* DO THIS *
Repeat the material verbatim. Images are excluded from the copy.

* ENTRIES SHOWN *
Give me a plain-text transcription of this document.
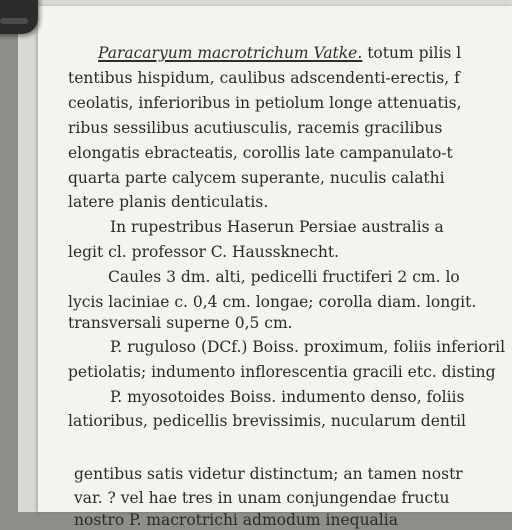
Paracaryum macrotrichum Vatke. totum pilis l
tentibus hispidum, caulibus adscendenti-erectis, f
ceolatis, inferioribus in petiolum longe attenuatis,
ribus sessilibus acutiusculis, racemis gracilibus
elongatis ebracteatis, corollis late campanulato-t
quarta parte calycem superante, nuculis calathi
latere planis denticulatis.
In rupestribus Haserun Persiae australis a
legit cl. professor C. Haussknecht.
Caules 3 dm. alti, pedicelli fructiferi 2 cm. lo
lycis laciniae c. 0,4 cm. longae; corolla diam. longit.
transversali superne 0,5 cm.
P. ruguloso (DCf.) Boiss. proximum, foliis inferioril
petiolatis; indumento inflorescentia gracili etc. disting
P. myosotoides Boiss. indumento denso, foliis
latioribus, pedicellis brevissimis, nucularum dentil
gentibus satis videtur distinctum; an tamen nostr
var. ? vel hae tres in unam conjungendae fructu
nostro P. macrotrichi admodum inequalia
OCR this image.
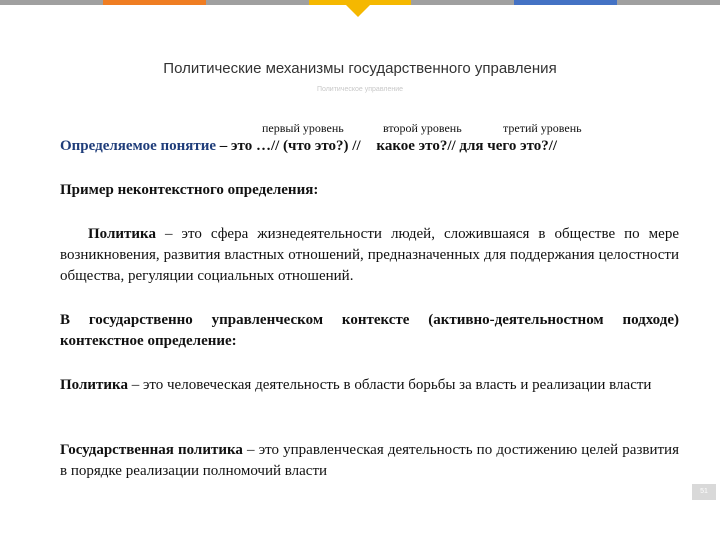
Политические механизмы государственного управления
Политическое управление
первый уровень	второй уровень	третий уровень
Определяемое понятие – это …// (что это?) // какое это?// для чего это?//
Пример неконтекстного определения:
Политика – это сфера жизнедеятельности людей, сложившаяся в обществе по мере возникновения, развития властных отношений, предназначенных для поддержания целостности общества, регуляции социальных отношений.
В государственно управленческом контексте (активно-деятельностном подходе) контекстное определение:
Политика – это человеческая деятельность в области борьбы за власть и реализации власти
Государственная политика – это управленческая деятельность по достижению целей развития в порядке реализации полномочий власти
51
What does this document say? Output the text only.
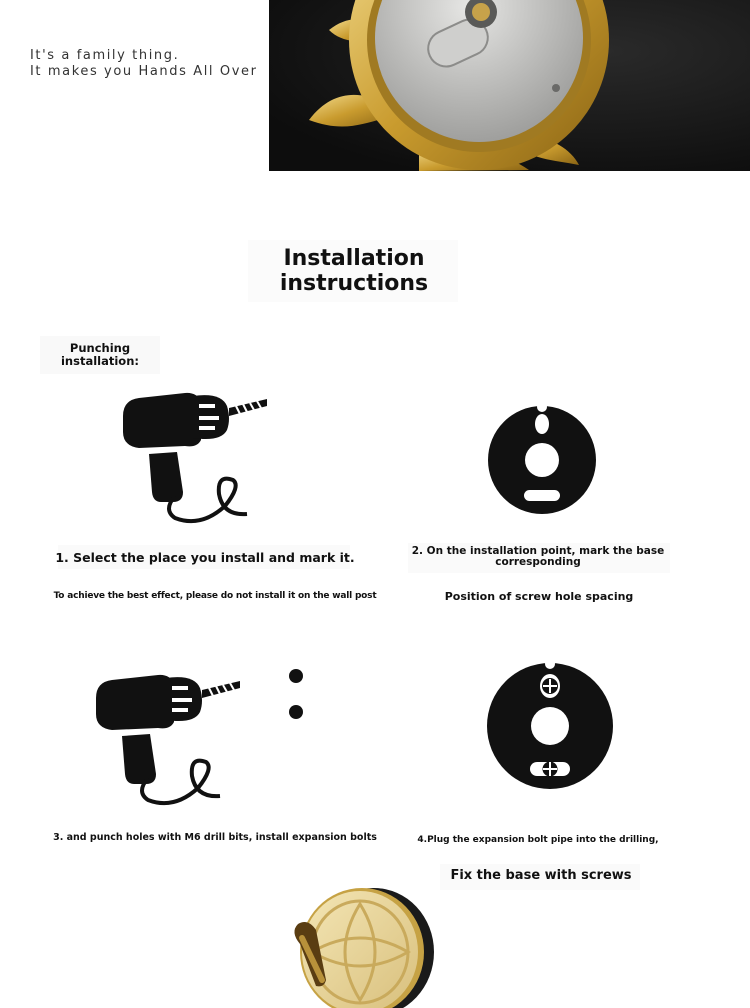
It's a family thing.
It makes you Hands All Over
Installation
instructions
Punching
installation:
1. Select the place you install and mark it.	2. On the installation point, mark the base
corresponding
To achieve the best effect, please do not install it on the wall post	Position of screw hole spacing
3. and punch holes with M6 drill bits, install expansion bolts	4.Plug the expansion bolt pipe into the drilling,
Fix the base with screws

* SOLUTION TO THIS PROBLEM *
Give me a plain-text transcription of this document.
Paracaryum macrotrichum Vatke. totum pilis l
tentibus hispidum, caulibus adscendenti-erectis, f
ceolatis, inferioribus in petiolum longe attenuatis,
ribus sessilibus acutiusculis, racemis gracilibus
elongatis ebracteatis, corollis late campanulato-t
quarta parte calycem superante, nuculis calathi
latere planis denticulatis.
In rupestribus Haserun Persiae australis a
legit cl. professor C. Haussknecht.
Caules 3 dm. alti, pedicelli fructiferi 2 cm. lo
lycis laciniae c. 0,4 cm. longae; corolla diam. longit.
transversali superne 0,5 cm.
P. ruguloso (DCf.) Boiss. proximum, foliis inferioril
petiolatis; indumento inflorescentia gracili etc. disting
P. myosotoides Boiss. indumento denso, foliis
latioribus, pedicellis brevissimis, nucularum dentil
gentibus satis videtur distinctum; an tamen nostr
var. ? vel hae tres in unam conjungendae fructu
nostro P. macrotrichi admodum inequalia
OCR this image.
Политические механизмы государственного управления
Политическое управление
первый уровень	второй уровень	третий уровень
Определяемое понятие – это …// (что это?) // какое это?// для чего это?//
Пример неконтекстного определения:
Политика – это сфера жизнедеятельности людей, сложившаяся в обществе по мере возникновения, развития властных отношений, предназначенных для поддержания целостности общества, регуляции социальных отношений.
В государственно управленческом контексте (активно-деятельностном подходе) контекстное определение:
Политика – это человеческая деятельность в области борьбы за власть и реализации власти
Государственная политика – это управленческая деятельность по достижению целей развития в порядке реализации полномочий власти
51
What does this document say? Output the text only.
It's a family thing.
It makes you Hands All Over
Installation
instructions
Punching
installation:
1. Select the place you install and mark it.	2. On the installation point, mark the base
corresponding
To achieve the best effect, please do not install it on the wall post	Position of screw hole spacing
3. and punch holes with M6 drill bits, install expansion bolts	4.Plug the expansion bolt pipe into the drilling,
Fix the base with screws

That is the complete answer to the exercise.